▸ Task description
Reproduce all of the material word for word.

#### Stored rows ####

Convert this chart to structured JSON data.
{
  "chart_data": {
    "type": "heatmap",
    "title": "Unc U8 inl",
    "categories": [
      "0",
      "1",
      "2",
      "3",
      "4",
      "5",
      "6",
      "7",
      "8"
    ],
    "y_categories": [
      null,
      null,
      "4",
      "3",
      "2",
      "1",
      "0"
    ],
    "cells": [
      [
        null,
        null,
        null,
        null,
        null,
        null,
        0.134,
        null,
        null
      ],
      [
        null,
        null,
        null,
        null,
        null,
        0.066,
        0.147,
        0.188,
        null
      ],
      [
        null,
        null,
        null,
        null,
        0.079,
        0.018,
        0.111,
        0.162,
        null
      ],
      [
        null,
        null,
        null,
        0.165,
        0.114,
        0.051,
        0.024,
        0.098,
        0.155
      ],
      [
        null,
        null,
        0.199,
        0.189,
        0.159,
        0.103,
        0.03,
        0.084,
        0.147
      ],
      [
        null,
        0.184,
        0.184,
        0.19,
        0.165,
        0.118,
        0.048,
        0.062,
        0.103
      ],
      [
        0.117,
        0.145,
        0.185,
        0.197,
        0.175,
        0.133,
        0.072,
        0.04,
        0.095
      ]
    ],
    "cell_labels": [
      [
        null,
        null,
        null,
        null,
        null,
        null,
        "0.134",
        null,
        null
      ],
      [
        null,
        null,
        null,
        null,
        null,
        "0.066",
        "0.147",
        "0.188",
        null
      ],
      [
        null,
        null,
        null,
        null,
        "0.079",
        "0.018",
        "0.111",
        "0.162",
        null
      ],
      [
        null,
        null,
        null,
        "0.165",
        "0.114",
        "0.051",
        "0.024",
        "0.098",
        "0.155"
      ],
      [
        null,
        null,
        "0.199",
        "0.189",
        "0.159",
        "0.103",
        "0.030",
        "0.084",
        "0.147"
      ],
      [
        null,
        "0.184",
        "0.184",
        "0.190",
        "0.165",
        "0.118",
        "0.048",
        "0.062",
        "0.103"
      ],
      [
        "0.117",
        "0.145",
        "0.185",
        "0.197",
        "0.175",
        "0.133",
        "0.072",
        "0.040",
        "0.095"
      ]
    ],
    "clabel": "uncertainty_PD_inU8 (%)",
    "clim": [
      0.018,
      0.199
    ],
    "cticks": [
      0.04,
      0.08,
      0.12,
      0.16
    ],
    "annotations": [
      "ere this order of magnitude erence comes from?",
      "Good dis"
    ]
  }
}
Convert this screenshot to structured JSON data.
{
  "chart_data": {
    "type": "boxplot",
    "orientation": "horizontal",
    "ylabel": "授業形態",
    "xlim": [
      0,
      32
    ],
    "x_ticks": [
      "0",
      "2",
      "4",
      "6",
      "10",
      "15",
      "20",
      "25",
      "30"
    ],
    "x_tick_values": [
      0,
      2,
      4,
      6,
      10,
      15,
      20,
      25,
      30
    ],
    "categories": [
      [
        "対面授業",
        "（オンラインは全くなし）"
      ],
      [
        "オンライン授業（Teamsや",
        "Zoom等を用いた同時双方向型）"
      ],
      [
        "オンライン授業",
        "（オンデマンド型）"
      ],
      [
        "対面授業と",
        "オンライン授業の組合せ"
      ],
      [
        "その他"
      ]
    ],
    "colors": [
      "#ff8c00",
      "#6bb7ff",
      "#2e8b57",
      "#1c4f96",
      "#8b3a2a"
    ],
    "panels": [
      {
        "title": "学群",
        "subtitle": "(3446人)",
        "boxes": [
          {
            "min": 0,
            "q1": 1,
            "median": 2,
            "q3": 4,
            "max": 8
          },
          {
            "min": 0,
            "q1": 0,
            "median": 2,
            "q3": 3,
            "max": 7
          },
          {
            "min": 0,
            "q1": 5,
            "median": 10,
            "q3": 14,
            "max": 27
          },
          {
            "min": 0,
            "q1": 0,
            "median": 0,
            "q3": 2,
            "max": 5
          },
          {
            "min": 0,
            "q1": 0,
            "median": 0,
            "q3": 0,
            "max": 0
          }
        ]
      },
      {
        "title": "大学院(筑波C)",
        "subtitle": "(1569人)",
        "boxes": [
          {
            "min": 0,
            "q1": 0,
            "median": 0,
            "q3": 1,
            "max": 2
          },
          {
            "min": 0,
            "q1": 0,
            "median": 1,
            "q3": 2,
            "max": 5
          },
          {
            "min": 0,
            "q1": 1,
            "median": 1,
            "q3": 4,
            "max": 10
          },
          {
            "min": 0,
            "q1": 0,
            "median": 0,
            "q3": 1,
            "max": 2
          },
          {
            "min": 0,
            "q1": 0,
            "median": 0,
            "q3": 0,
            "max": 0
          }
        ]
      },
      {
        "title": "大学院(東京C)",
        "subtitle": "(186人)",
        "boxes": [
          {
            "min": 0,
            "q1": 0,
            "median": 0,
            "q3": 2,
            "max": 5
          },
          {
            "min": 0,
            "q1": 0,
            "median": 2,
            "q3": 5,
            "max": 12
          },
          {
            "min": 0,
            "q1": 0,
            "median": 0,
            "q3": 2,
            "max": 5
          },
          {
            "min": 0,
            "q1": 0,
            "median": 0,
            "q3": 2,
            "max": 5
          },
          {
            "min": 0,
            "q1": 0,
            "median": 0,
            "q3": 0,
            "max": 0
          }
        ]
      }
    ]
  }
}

####

▸ Written answer
Convert this chart to structured JSON data.
{
  "chart_data": {
    "type": "heatmap",
    "title": "Unc U8 inl",
    "categories": [
      "0",
      "1",
      "2",
      "3",
      "4",
      "5",
      "6",
      "7",
      "8"
    ],
    "y_categories": [
      null,
      null,
      "4",
      "3",
      "2",
      "1",
      "0"
    ],
    "cells": [
      [
        null,
        null,
        null,
        null,
        null,
        null,
        0.134,
        null,
        null
      ],
      [
        null,
        null,
        null,
        null,
        null,
        0.066,
        0.147,
        0.188,
        null
      ],
      [
        null,
        null,
        null,
        null,
        0.079,
        0.018,
        0.111,
        0.162,
        null
      ],
      [
        null,
        null,
        null,
        0.165,
        0.114,
        0.051,
        0.024,
        0.098,
        0.155
      ],
      [
        null,
        null,
        0.199,
        0.189,
        0.159,
        0.103,
        0.03,
        0.084,
        0.147
      ],
      [
        null,
        0.184,
        0.184,
        0.19,
        0.165,
        0.118,
        0.048,
        0.062,
        0.103
      ],
      [
        0.117,
        0.145,
        0.185,
        0.197,
        0.175,
        0.133,
        0.072,
        0.04,
        0.095
      ]
    ],
    "cell_labels": [
      [
        null,
        null,
        null,
        null,
        null,
        null,
        "0.134",
        null,
        null
      ],
      [
        null,
        null,
        null,
        null,
        null,
        "0.066",
        "0.147",
        "0.188",
        null
      ],
      [
        null,
        null,
        null,
        null,
        "0.079",
        "0.018",
        "0.111",
        "0.162",
        null
      ],
      [
        null,
        null,
        null,
        "0.165",
        "0.114",
        "0.051",
        "0.024",
        "0.098",
        "0.155"
      ],
      [
        null,
        null,
        "0.199",
        "0.189",
        "0.159",
        "0.103",
        "0.030",
        "0.084",
        "0.147"
      ],
      [
        null,
        "0.184",
        "0.184",
        "0.190",
        "0.165",
        "0.118",
        "0.048",
        "0.062",
        "0.103"
      ],
      [
        "0.117",
        "0.145",
        "0.185",
        "0.197",
        "0.175",
        "0.133",
        "0.072",
        "0.040",
        "0.095"
      ]
    ],
    "clabel": "uncertainty_PD_inU8 (%)",
    "clim": [
      0.018,
      0.199
    ],
    "cticks": [
      0.04,
      0.08,
      0.12,
      0.16
    ],
    "annotations": [
      "ere this order of magnitude erence comes from?",
      "Good dis"
    ]
  }
}
Convert this screenshot to structured JSON data.
{
  "chart_data": {
    "type": "boxplot",
    "orientation": "horizontal",
    "ylabel": "授業形態",
    "xlim": [
      0,
      32
    ],
    "x_ticks": [
      "0",
      "2",
      "4",
      "6",
      "10",
      "15",
      "20",
      "25",
      "30"
    ],
    "x_tick_values": [
      0,
      2,
      4,
      6,
      10,
      15,
      20,
      25,
      30
    ],
    "categories": [
      [
        "対面授業",
        "（オンラインは全くなし）"
      ],
      [
        "オンライン授業（Teamsや",
        "Zoom等を用いた同時双方向型）"
      ],
      [
        "オンライン授業",
        "（オンデマンド型）"
      ],
      [
        "対面授業と",
        "オンライン授業の組合せ"
      ],
      [
        "その他"
      ]
    ],
    "colors": [
      "#ff8c00",
      "#6bb7ff",
      "#2e8b57",
      "#1c4f96",
      "#8b3a2a"
    ],
    "panels": [
      {
        "title": "学群",
        "subtitle": "(3446人)",
        "boxes": [
          {
            "min": 0,
            "q1": 1,
            "median": 2,
            "q3": 4,
            "max": 8
          },
          {
            "min": 0,
            "q1": 0,
            "median": 2,
            "q3": 3,
            "max": 7
          },
          {
            "min": 0,
            "q1": 5,
            "median": 10,
            "q3": 14,
            "max": 27
          },
          {
            "min": 0,
            "q1": 0,
            "median": 0,
            "q3": 2,
            "max": 5
          },
          {
            "min": 0,
            "q1": 0,
            "median": 0,
            "q3": 0,
            "max": 0
          }
        ]
      },
      {
        "title": "大学院(筑波C)",
        "subtitle": "(1569人)",
        "boxes": [
          {
            "min": 0,
            "q1": 0,
            "median": 0,
            "q3": 1,
            "max": 2
          },
          {
            "min": 0,
            "q1": 0,
            "median": 1,
            "q3": 2,
            "max": 5
          },
          {
            "min": 0,
            "q1": 1,
            "median": 1,
            "q3": 4,
            "max": 10
          },
          {
            "min": 0,
            "q1": 0,
            "median": 0,
            "q3": 1,
            "max": 2
          },
          {
            "min": 0,
            "q1": 0,
            "median": 0,
            "q3": 0,
            "max": 0
          }
        ]
      },
      {
        "title": "大学院(東京C)",
        "subtitle": "(186人)",
        "boxes": [
          {
            "min": 0,
            "q1": 0,
            "median": 0,
            "q3": 2,
            "max": 5
          },
          {
            "min": 0,
            "q1": 0,
            "median": 2,
            "q3": 5,
            "max": 12
          },
          {
            "min": 0,
            "q1": 0,
            "median": 0,
            "q3": 2,
            "max": 5
          },
          {
            "min": 0,
            "q1": 0,
            "median": 0,
            "q3": 2,
            "max": 5
          },
          {
            "min": 0,
            "q1": 0,
            "median": 0,
            "q3": 0,
            "max": 0
          }
        ]
      }
    ]
  }
}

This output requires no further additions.